╭──

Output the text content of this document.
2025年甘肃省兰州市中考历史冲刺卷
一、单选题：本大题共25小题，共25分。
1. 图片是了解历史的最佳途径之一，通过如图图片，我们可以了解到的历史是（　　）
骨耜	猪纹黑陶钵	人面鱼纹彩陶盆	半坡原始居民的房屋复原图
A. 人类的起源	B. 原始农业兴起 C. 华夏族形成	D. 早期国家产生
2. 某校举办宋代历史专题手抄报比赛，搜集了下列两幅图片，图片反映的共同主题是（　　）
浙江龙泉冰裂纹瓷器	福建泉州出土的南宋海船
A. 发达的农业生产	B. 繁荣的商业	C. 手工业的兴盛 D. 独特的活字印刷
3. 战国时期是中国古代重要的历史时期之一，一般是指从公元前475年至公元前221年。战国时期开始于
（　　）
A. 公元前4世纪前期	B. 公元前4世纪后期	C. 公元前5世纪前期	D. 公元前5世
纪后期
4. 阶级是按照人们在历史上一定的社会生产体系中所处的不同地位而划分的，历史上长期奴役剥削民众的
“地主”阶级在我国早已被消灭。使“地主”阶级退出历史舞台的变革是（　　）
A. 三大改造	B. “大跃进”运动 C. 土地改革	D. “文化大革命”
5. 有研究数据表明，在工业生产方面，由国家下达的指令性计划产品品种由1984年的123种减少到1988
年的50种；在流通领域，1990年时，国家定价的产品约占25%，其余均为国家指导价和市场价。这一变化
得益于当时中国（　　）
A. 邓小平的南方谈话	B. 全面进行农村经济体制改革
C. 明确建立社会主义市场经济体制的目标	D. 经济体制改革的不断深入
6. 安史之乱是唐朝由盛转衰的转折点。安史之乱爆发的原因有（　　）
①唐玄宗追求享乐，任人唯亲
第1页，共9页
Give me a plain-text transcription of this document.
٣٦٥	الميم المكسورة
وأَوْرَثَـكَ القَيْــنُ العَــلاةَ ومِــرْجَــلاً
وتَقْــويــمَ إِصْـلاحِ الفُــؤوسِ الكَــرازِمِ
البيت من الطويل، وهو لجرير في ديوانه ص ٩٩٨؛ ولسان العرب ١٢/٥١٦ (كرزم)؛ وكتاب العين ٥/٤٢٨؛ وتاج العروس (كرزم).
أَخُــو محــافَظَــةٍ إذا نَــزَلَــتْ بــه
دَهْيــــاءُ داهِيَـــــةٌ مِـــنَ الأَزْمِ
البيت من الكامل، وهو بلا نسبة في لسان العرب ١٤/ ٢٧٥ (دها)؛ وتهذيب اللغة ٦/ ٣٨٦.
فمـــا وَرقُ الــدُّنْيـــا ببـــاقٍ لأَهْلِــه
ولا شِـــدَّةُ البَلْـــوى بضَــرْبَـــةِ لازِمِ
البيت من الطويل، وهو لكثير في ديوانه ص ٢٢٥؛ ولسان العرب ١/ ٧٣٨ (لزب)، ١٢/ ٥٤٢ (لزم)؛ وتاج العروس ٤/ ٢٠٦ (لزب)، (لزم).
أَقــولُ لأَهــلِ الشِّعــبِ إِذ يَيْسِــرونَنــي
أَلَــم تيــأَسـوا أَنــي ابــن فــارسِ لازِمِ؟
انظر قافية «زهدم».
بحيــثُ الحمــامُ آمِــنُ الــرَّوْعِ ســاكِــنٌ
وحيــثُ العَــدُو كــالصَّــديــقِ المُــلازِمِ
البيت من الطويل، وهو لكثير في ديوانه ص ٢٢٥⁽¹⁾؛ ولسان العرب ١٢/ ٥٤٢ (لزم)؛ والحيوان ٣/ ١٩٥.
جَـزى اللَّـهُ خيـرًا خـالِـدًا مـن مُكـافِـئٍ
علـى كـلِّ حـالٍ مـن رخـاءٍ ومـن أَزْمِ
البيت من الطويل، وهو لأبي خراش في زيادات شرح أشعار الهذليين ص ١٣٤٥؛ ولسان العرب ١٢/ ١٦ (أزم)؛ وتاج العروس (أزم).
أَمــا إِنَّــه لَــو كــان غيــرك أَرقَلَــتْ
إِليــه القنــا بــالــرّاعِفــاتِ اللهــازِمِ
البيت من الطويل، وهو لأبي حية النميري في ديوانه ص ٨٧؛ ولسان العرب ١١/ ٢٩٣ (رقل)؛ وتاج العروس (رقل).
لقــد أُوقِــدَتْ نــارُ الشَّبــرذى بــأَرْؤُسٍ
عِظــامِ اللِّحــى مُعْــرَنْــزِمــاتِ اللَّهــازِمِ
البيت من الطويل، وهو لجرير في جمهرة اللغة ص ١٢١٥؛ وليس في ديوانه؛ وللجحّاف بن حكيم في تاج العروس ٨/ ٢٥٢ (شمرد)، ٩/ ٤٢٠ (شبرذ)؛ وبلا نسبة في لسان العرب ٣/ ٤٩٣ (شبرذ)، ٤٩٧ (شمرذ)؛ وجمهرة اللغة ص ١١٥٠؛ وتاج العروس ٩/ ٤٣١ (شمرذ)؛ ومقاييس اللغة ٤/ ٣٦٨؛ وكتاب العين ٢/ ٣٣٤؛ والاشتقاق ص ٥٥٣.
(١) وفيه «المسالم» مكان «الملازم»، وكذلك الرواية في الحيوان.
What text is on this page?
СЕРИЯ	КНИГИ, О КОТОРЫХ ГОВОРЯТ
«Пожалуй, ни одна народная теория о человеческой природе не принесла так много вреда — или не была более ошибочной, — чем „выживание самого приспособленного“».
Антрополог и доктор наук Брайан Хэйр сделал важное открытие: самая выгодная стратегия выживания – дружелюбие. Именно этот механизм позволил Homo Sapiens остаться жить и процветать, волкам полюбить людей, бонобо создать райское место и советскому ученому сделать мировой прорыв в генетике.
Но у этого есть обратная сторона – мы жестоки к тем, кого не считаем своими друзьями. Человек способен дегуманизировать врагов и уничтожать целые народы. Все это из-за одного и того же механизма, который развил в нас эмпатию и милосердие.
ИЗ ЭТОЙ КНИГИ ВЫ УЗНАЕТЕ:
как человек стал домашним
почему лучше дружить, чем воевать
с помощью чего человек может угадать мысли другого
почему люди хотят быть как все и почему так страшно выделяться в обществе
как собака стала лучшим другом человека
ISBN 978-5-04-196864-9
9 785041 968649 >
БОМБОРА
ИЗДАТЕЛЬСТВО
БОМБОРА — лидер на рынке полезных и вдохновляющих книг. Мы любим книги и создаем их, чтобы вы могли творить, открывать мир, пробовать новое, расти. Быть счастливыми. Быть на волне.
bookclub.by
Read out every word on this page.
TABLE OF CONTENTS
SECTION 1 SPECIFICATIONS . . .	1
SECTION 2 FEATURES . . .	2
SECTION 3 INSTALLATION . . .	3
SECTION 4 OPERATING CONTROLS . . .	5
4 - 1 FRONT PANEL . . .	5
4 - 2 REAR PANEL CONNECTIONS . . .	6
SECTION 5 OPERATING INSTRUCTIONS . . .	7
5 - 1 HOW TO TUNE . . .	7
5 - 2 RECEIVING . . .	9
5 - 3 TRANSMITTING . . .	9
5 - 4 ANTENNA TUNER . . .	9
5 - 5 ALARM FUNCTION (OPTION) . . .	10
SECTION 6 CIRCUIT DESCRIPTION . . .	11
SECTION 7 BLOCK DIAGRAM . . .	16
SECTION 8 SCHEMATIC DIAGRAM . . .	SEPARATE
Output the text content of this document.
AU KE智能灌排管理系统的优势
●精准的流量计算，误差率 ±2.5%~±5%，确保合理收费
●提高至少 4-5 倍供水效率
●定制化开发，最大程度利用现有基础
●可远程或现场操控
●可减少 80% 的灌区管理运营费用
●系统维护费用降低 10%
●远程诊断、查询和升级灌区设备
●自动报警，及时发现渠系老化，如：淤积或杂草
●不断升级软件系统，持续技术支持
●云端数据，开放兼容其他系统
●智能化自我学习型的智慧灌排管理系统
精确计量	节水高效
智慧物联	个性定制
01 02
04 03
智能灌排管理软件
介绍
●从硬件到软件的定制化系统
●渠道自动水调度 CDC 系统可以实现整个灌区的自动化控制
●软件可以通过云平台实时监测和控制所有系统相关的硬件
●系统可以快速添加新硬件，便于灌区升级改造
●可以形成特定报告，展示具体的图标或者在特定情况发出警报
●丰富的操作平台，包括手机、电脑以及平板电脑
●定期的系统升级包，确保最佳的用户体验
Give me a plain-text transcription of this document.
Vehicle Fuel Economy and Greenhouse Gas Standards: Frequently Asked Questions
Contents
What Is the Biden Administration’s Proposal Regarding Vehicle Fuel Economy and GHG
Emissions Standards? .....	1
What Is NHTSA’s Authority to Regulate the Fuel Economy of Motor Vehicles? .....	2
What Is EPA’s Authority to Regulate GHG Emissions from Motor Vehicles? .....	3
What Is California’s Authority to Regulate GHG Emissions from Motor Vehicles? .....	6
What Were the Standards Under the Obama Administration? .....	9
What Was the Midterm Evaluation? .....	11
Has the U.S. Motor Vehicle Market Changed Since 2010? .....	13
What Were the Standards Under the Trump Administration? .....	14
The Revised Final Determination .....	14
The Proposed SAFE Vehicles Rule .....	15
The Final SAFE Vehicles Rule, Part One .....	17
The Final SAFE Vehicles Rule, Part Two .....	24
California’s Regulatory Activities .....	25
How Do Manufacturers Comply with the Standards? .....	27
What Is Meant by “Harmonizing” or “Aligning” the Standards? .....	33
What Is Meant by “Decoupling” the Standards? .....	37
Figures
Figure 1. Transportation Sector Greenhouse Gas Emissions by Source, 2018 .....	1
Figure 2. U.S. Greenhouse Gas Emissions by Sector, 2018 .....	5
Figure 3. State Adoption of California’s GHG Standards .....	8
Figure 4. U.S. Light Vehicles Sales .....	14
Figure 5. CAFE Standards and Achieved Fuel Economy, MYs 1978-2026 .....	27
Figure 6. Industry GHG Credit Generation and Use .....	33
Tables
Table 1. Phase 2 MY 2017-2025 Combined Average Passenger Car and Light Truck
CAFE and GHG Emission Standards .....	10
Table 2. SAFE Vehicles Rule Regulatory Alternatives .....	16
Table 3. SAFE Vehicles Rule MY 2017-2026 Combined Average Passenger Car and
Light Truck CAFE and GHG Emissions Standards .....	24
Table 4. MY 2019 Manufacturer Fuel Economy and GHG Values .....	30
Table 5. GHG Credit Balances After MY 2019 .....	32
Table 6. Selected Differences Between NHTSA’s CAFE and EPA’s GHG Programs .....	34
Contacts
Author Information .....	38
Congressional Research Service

╰──

--- CHALLENGE ---
Copy each line above containing the string "PANEL".

--- RESULT BELOW ---
4 - 1 FRONT PANEL . . .	5
4 - 2 REAR PANEL CONNECTIONS . . .	6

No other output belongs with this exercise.